---------- INFORMATION SUPPLIED ----------

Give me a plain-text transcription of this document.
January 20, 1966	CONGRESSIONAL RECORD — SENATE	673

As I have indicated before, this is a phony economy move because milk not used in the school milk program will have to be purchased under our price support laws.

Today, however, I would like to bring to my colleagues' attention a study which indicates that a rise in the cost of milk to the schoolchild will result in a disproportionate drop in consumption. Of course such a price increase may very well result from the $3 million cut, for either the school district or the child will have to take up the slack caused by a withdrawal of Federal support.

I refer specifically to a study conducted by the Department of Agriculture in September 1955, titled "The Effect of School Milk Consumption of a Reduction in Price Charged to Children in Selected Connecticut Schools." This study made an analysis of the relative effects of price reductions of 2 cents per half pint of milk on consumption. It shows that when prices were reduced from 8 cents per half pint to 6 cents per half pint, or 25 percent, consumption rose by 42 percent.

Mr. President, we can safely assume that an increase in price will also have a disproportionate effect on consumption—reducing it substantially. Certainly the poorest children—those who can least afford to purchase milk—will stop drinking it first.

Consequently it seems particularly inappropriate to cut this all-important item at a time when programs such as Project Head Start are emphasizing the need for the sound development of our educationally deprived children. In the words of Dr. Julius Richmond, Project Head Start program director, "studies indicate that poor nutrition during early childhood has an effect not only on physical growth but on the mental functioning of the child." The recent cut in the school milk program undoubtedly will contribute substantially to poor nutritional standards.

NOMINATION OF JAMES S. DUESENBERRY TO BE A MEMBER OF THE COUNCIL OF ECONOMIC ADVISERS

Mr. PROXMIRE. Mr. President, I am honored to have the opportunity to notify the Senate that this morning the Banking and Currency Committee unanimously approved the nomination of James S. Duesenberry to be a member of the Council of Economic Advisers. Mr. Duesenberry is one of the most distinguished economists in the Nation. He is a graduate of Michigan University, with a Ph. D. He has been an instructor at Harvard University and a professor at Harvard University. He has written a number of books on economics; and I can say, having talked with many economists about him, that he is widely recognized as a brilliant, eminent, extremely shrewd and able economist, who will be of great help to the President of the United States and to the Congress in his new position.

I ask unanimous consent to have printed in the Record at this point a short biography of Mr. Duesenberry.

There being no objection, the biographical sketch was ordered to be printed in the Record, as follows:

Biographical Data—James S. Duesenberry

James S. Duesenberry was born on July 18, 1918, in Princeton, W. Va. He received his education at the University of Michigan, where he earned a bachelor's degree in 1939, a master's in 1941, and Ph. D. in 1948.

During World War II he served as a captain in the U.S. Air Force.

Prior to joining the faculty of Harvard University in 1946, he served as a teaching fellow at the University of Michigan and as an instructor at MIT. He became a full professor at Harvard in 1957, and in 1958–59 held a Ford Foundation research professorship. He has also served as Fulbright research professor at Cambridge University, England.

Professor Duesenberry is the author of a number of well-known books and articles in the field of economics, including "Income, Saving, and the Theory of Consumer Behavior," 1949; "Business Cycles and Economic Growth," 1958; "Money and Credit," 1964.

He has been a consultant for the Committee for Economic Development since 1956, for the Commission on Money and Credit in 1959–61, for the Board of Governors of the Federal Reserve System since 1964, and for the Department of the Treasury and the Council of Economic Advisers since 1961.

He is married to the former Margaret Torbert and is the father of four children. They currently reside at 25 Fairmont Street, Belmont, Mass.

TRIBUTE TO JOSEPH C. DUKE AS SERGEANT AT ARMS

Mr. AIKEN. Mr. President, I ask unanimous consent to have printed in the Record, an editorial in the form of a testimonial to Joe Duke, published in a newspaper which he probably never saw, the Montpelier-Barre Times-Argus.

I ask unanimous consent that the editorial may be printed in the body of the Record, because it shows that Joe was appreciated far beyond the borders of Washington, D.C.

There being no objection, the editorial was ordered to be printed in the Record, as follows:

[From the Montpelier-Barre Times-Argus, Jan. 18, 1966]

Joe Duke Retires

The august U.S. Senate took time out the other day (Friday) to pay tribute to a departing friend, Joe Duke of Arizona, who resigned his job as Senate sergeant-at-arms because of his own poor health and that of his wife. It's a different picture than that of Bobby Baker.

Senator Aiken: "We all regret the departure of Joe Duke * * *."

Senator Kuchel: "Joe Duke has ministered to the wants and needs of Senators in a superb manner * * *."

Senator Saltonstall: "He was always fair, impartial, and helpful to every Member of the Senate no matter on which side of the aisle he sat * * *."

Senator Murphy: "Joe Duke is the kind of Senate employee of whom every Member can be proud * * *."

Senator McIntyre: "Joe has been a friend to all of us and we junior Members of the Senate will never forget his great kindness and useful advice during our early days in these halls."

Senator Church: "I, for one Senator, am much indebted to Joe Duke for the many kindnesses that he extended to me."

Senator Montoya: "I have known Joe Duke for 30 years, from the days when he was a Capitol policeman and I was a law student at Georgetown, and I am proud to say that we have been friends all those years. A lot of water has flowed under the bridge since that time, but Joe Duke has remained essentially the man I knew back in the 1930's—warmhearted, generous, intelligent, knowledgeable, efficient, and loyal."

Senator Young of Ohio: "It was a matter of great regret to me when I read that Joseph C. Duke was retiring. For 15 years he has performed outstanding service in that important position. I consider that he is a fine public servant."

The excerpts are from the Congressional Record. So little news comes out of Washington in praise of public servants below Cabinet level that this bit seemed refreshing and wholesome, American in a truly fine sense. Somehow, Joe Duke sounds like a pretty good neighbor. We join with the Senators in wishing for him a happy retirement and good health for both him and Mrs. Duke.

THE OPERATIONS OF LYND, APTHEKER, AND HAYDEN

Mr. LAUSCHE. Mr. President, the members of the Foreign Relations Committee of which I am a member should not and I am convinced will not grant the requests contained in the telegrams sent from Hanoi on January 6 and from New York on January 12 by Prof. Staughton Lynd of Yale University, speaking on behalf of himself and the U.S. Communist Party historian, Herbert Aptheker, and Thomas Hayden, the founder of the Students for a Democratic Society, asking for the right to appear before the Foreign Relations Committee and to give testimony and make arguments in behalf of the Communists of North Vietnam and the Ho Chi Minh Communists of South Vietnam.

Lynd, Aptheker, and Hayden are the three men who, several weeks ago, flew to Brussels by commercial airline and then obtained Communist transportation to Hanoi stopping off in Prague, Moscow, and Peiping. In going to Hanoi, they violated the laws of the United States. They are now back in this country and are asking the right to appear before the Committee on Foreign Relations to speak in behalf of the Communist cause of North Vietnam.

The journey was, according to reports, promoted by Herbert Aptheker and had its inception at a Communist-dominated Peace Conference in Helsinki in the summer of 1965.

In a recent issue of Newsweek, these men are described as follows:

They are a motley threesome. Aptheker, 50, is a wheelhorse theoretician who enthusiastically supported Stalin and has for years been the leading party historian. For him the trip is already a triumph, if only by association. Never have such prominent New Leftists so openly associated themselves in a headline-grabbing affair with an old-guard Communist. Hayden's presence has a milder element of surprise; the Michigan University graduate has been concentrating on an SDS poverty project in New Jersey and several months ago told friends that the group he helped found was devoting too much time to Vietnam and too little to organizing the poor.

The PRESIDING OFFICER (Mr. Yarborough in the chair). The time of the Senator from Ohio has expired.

----------

• WHAT THE TASK ASKS
Give only the number of lines in the entries that contain "editorial".

• EXERCISE OUTPUT
3